§ **PROBLEM**:
Please print the full listing exactly.

Dataset listings of figures:
◇ ◇ ◇ ◇ ◇

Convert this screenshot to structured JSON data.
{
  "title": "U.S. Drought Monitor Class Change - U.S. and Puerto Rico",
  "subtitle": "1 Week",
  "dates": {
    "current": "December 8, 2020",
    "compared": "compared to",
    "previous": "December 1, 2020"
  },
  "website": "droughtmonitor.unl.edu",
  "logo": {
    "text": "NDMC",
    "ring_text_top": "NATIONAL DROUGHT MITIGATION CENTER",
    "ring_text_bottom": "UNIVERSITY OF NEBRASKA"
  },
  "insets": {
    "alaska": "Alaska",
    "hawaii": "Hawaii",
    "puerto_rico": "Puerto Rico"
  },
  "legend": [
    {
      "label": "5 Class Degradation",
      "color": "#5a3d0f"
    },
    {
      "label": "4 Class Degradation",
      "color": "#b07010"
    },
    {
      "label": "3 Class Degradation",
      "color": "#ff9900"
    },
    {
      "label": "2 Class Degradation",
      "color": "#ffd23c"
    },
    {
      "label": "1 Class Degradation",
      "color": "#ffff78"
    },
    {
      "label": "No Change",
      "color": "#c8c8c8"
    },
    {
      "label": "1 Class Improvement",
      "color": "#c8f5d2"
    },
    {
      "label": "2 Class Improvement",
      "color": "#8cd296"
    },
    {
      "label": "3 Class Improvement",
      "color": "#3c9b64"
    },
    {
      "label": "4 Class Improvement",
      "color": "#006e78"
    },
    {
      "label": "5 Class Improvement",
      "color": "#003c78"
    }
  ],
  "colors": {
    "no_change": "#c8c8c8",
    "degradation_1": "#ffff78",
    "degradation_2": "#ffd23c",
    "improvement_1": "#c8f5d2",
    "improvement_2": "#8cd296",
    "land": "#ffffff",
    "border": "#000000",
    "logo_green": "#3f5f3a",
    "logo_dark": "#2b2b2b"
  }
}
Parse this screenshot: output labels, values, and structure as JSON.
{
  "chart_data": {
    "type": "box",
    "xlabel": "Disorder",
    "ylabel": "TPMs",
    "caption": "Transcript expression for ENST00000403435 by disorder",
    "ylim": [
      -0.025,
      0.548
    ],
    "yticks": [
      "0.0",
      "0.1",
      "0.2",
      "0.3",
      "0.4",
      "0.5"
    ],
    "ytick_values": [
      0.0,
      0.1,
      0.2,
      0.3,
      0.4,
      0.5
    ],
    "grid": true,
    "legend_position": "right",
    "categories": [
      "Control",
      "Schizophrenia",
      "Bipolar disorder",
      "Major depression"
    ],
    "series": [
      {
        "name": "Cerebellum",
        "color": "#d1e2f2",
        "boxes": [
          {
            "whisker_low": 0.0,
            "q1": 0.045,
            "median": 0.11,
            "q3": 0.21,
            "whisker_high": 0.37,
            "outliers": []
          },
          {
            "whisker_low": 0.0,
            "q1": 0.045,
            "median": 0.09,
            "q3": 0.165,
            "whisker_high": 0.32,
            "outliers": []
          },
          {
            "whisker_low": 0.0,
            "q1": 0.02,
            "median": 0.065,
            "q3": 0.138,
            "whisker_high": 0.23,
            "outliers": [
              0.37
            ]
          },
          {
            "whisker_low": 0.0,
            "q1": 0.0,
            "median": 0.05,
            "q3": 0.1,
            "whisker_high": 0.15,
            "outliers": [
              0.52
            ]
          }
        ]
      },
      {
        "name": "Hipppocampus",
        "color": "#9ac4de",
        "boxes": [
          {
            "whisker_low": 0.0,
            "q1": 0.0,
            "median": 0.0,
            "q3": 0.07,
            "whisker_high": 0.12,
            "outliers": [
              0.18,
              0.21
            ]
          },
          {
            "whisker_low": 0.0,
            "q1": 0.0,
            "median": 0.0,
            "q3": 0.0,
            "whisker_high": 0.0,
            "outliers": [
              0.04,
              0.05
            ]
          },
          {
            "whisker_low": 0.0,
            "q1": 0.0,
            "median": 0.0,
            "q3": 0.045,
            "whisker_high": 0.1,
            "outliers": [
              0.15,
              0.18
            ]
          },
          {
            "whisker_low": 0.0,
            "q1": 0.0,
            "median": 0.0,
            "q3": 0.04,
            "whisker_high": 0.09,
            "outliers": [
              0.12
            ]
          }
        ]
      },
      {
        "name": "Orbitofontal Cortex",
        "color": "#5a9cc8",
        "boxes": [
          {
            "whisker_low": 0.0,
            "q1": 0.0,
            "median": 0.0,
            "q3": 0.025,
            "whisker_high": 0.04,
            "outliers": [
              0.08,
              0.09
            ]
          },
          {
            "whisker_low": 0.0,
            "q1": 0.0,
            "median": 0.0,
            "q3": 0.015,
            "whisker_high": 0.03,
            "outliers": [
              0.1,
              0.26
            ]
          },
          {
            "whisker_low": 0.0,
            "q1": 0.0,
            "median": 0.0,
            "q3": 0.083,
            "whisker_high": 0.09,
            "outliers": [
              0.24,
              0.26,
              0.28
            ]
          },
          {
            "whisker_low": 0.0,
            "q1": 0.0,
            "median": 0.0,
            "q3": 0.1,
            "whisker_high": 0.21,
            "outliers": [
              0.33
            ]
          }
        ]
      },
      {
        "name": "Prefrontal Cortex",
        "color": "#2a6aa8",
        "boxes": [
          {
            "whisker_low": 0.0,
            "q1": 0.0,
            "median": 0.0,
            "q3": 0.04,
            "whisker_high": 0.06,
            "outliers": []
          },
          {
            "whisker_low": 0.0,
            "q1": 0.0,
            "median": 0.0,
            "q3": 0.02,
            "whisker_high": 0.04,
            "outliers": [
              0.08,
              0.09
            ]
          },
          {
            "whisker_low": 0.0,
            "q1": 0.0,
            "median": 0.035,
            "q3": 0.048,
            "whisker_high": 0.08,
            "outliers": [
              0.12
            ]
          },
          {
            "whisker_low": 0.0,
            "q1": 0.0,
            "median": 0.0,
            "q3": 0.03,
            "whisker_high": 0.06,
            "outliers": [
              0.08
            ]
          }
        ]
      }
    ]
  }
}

◇ ◇ ◇ ◇ ◇

§ **SOLUTION TO THIS TASK**:
Convert this screenshot to structured JSON data.
{
  "title": "U.S. Drought Monitor Class Change - U.S. and Puerto Rico",
  "subtitle": "1 Week",
  "dates": {
    "current": "December 8, 2020",
    "compared": "compared to",
    "previous": "December 1, 2020"
  },
  "website": "droughtmonitor.unl.edu",
  "logo": {
    "text": "NDMC",
    "ring_text_top": "NATIONAL DROUGHT MITIGATION CENTER",
    "ring_text_bottom": "UNIVERSITY OF NEBRASKA"
  },
  "insets": {
    "alaska": "Alaska",
    "hawaii": "Hawaii",
    "puerto_rico": "Puerto Rico"
  },
  "legend": [
    {
      "label": "5 Class Degradation",
      "color": "#5a3d0f"
    },
    {
      "label": "4 Class Degradation",
      "color": "#b07010"
    },
    {
      "label": "3 Class Degradation",
      "color": "#ff9900"
    },
    {
      "label": "2 Class Degradation",
      "color": "#ffd23c"
    },
    {
      "label": "1 Class Degradation",
      "color": "#ffff78"
    },
    {
      "label": "No Change",
      "color": "#c8c8c8"
    },
    {
      "label": "1 Class Improvement",
      "color": "#c8f5d2"
    },
    {
      "label": "2 Class Improvement",
      "color": "#8cd296"
    },
    {
      "label": "3 Class Improvement",
      "color": "#3c9b64"
    },
    {
      "label": "4 Class Improvement",
      "color": "#006e78"
    },
    {
      "label": "5 Class Improvement",
      "color": "#003c78"
    }
  ],
  "colors": {
    "no_change": "#c8c8c8",
    "degradation_1": "#ffff78",
    "degradation_2": "#ffd23c",
    "improvement_1": "#c8f5d2",
    "improvement_2": "#8cd296",
    "land": "#ffffff",
    "border": "#000000",
    "logo_green": "#3f5f3a",
    "logo_dark": "#2b2b2b"
  }
}
Parse this screenshot: output labels, values, and structure as JSON.
{
  "chart_data": {
    "type": "box",
    "xlabel": "Disorder",
    "ylabel": "TPMs",
    "caption": "Transcript expression for ENST00000403435 by disorder",
    "ylim": [
      -0.025,
      0.548
    ],
    "yticks": [
      "0.0",
      "0.1",
      "0.2",
      "0.3",
      "0.4",
      "0.5"
    ],
    "ytick_values": [
      0.0,
      0.1,
      0.2,
      0.3,
      0.4,
      0.5
    ],
    "grid": true,
    "legend_position": "right",
    "categories": [
      "Control",
      "Schizophrenia",
      "Bipolar disorder",
      "Major depression"
    ],
    "series": [
      {
        "name": "Cerebellum",
        "color": "#d1e2f2",
        "boxes": [
          {
            "whisker_low": 0.0,
            "q1": 0.045,
            "median": 0.11,
            "q3": 0.21,
            "whisker_high": 0.37,
            "outliers": []
          },
          {
            "whisker_low": 0.0,
            "q1": 0.045,
            "median": 0.09,
            "q3": 0.165,
            "whisker_high": 0.32,
            "outliers": []
          },
          {
            "whisker_low": 0.0,
            "q1": 0.02,
            "median": 0.065,
            "q3": 0.138,
            "whisker_high": 0.23,
            "outliers": [
              0.37
            ]
          },
          {
            "whisker_low": 0.0,
            "q1": 0.0,
            "median": 0.05,
            "q3": 0.1,
            "whisker_high": 0.15,
            "outliers": [
              0.52
            ]
          }
        ]
      },
      {
        "name": "Hipppocampus",
        "color": "#9ac4de",
        "boxes": [
          {
            "whisker_low": 0.0,
            "q1": 0.0,
            "median": 0.0,
            "q3": 0.07,
            "whisker_high": 0.12,
            "outliers": [
              0.18,
              0.21
            ]
          },
          {
            "whisker_low": 0.0,
            "q1": 0.0,
            "median": 0.0,
            "q3": 0.0,
            "whisker_high": 0.0,
            "outliers": [
              0.04,
              0.05
            ]
          },
          {
            "whisker_low": 0.0,
            "q1": 0.0,
            "median": 0.0,
            "q3": 0.045,
            "whisker_high": 0.1,
            "outliers": [
              0.15,
              0.18
            ]
          },
          {
            "whisker_low": 0.0,
            "q1": 0.0,
            "median": 0.0,
            "q3": 0.04,
            "whisker_high": 0.09,
            "outliers": [
              0.12
            ]
          }
        ]
      },
      {
        "name": "Orbitofontal Cortex",
        "color": "#5a9cc8",
        "boxes": [
          {
            "whisker_low": 0.0,
            "q1": 0.0,
            "median": 0.0,
            "q3": 0.025,
            "whisker_high": 0.04,
            "outliers": [
              0.08,
              0.09
            ]
          },
          {
            "whisker_low": 0.0,
            "q1": 0.0,
            "median": 0.0,
            "q3": 0.015,
            "whisker_high": 0.03,
            "outliers": [
              0.1,
              0.26
            ]
          },
          {
            "whisker_low": 0.0,
            "q1": 0.0,
            "median": 0.0,
            "q3": 0.083,
            "whisker_high": 0.09,
            "outliers": [
              0.24,
              0.26,
              0.28
            ]
          },
          {
            "whisker_low": 0.0,
            "q1": 0.0,
            "median": 0.0,
            "q3": 0.1,
            "whisker_high": 0.21,
            "outliers": [
              0.33
            ]
          }
        ]
      },
      {
        "name": "Prefrontal Cortex",
        "color": "#2a6aa8",
        "boxes": [
          {
            "whisker_low": 0.0,
            "q1": 0.0,
            "median": 0.0,
            "q3": 0.04,
            "whisker_high": 0.06,
            "outliers": []
          },
          {
            "whisker_low": 0.0,
            "q1": 0.0,
            "median": 0.0,
            "q3": 0.02,
            "whisker_high": 0.04,
            "outliers": [
              0.08,
              0.09
            ]
          },
          {
            "whisker_low": 0.0,
            "q1": 0.0,
            "median": 0.035,
            "q3": 0.048,
            "whisker_high": 0.08,
            "outliers": [
              0.12
            ]
          },
          {
            "whisker_low": 0.0,
            "q1": 0.0,
            "median": 0.0,
            "q3": 0.03,
            "whisker_high": 0.06,
            "outliers": [
              0.08
            ]
          }
        ]
      }
    ]
  }
}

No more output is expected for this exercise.